Records:
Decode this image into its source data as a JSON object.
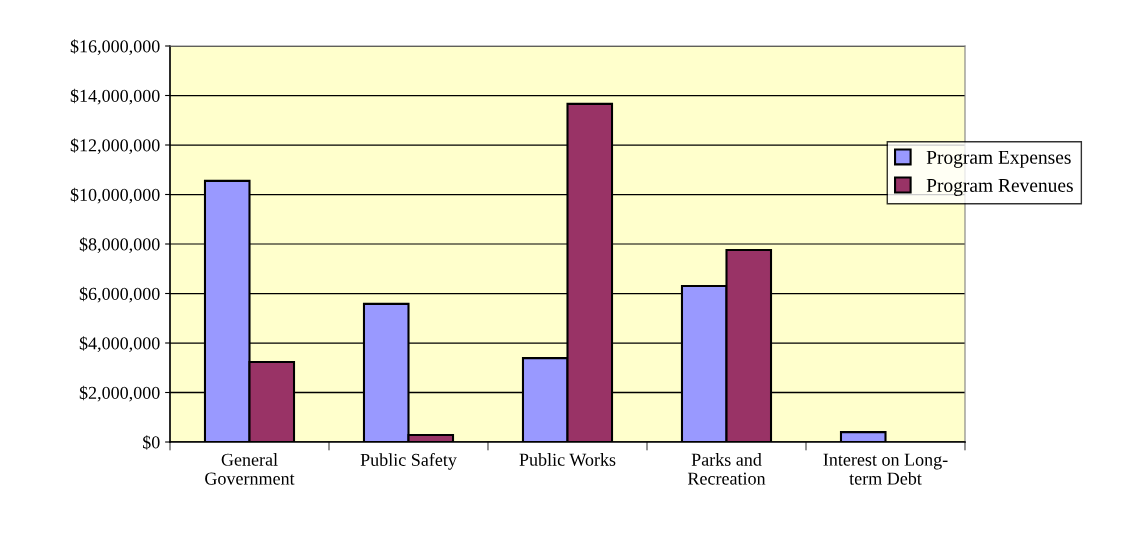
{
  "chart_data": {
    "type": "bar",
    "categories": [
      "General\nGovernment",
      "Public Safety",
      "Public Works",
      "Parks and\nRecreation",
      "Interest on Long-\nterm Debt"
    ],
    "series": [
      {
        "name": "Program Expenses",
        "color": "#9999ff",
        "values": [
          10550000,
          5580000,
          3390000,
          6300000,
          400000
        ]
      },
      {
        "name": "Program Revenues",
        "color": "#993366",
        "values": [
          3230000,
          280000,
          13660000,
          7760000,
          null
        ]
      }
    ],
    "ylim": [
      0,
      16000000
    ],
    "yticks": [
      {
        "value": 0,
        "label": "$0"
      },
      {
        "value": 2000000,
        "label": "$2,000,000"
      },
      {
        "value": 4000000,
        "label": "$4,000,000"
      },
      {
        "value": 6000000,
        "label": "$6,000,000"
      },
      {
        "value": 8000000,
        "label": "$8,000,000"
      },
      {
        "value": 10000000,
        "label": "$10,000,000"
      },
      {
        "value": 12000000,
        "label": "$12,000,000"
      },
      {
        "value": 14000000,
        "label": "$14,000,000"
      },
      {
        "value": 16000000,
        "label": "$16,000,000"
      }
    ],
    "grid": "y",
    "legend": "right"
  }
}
...
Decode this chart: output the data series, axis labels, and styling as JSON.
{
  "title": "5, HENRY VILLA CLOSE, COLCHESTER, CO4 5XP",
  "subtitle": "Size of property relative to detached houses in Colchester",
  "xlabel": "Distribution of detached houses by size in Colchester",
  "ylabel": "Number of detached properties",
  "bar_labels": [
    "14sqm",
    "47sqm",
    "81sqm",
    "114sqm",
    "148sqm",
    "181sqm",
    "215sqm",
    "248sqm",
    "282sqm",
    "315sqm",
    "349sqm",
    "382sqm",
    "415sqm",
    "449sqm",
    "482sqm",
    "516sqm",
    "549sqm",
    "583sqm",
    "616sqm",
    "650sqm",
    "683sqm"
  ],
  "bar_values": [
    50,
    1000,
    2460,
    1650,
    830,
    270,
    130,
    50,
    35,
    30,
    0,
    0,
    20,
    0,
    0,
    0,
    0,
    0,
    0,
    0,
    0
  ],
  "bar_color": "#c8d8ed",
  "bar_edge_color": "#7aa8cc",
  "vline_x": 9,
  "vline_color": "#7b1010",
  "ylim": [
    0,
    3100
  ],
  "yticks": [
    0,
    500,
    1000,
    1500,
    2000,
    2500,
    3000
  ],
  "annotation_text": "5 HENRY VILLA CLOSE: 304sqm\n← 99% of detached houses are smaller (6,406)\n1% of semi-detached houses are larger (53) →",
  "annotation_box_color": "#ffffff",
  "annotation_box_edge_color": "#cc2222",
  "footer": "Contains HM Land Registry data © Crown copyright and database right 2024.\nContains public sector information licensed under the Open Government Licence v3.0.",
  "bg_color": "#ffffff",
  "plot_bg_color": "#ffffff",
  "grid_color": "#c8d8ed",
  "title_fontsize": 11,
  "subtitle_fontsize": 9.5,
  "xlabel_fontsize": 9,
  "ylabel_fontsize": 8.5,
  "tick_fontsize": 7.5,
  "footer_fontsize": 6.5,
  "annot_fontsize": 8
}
* * *
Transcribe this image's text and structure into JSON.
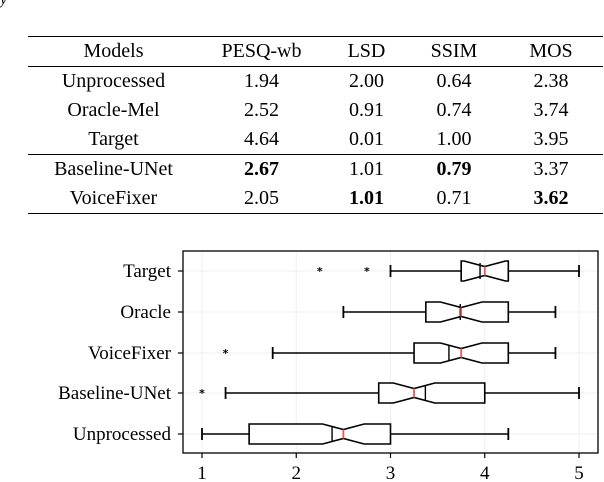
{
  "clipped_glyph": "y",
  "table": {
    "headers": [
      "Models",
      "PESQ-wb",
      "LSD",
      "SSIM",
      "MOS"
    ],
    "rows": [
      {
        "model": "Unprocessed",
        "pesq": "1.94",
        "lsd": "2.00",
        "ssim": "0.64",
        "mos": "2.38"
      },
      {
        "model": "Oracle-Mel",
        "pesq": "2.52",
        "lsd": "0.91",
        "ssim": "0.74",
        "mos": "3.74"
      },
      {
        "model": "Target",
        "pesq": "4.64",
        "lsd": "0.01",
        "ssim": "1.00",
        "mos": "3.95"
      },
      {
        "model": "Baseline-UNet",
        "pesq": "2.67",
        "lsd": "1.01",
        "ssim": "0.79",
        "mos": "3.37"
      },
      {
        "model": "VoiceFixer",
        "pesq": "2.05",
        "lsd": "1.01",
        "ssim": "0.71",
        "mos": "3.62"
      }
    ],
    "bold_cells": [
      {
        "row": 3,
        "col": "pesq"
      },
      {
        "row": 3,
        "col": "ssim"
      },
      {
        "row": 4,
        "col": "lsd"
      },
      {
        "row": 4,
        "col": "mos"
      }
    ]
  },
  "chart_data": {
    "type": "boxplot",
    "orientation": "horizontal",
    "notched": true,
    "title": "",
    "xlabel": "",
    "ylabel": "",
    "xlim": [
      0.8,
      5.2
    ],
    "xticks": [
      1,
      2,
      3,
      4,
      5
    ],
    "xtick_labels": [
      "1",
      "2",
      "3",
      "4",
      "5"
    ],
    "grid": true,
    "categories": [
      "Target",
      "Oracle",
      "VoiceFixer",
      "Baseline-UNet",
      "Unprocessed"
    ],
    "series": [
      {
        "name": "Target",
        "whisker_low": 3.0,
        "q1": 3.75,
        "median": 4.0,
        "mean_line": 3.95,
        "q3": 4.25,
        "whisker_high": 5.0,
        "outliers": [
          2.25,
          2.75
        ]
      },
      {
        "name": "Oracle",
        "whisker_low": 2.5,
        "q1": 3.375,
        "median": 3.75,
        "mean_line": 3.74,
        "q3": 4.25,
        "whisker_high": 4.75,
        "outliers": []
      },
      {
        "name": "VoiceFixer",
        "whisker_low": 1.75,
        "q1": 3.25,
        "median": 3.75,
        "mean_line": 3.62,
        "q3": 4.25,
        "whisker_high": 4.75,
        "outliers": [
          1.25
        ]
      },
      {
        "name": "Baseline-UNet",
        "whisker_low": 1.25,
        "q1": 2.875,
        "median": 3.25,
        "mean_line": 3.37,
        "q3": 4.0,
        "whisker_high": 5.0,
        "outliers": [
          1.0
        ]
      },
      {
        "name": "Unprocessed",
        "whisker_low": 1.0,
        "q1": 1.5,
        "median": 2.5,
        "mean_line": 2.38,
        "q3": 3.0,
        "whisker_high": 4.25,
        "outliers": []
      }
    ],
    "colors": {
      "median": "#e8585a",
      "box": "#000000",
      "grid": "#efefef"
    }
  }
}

▸ **OBJECTIVE**
Look above for lines with the word "Baseline" and copy them all.

▸ **SOLUTION**
        "model": "Baseline-UNet",
      "Baseline-UNet",
        "name": "Baseline-UNet",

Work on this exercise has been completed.